TASK TO COMPLETE:
Repeat the entire listing exactly as written.

>> Begin RECORD EXTRACTS

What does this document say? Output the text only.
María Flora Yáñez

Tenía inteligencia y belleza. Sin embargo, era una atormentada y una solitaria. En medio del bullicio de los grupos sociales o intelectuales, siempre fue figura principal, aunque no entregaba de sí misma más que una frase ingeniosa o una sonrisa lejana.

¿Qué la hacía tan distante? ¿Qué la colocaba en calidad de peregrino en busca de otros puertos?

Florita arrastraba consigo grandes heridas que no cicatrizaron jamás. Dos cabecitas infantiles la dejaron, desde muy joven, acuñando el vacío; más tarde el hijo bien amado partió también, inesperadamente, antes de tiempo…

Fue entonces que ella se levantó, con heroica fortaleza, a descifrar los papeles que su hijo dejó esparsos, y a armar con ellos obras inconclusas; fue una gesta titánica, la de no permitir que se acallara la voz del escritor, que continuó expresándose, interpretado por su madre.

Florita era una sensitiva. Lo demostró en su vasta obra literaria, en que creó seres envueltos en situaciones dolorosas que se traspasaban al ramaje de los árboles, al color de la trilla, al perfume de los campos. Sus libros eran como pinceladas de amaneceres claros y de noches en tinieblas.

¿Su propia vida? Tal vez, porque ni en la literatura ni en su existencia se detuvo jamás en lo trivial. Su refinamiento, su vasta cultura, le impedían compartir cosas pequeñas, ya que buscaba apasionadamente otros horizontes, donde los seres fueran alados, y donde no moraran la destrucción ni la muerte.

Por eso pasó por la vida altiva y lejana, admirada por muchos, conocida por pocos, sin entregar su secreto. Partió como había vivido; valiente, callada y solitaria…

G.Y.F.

>> End RECORD EXTRACTS

FINAL ANSWER:
What does this document say? Output the text only.
María Flora Yáñez

Tenía inteligencia y belleza. Sin embargo, era una atormentada y una solitaria. En medio del bullicio de los grupos sociales o intelectuales, siempre fue figura principal, aunque no entregaba de sí misma más que una frase ingeniosa o una sonrisa lejana.

¿Qué la hacía tan distante? ¿Qué la colocaba en calidad de peregrino en busca de otros puertos?

Florita arrastraba consigo grandes heridas que no cicatrizaron jamás. Dos cabecitas infantiles la dejaron, desde muy joven, acuñando el vacío; más tarde el hijo bien amado partió también, inesperadamente, antes de tiempo…

Fue entonces que ella se levantó, con heroica fortaleza, a descifrar los papeles que su hijo dejó esparsos, y a armar con ellos obras inconclusas; fue una gesta titánica, la de no permitir que se acallara la voz del escritor, que continuó expresándose, interpretado por su madre.

Florita era una sensitiva. Lo demostró en su vasta obra literaria, en que creó seres envueltos en situaciones dolorosas que se traspasaban al ramaje de los árboles, al color de la trilla, al perfume de los campos. Sus libros eran como pinceladas de amaneceres claros y de noches en tinieblas.

¿Su propia vida? Tal vez, porque ni en la literatura ni en su existencia se detuvo jamás en lo trivial. Su refinamiento, su vasta cultura, le impedían compartir cosas pequeñas, ya que buscaba apasionadamente otros horizontes, donde los seres fueran alados, y donde no moraran la destrucción ni la muerte.

Por eso pasó por la vida altiva y lejana, admirada por muchos, conocida por pocos, sin entregar su secreto. Partió como había vivido; valiente, callada y solitaria…

G.Y.F.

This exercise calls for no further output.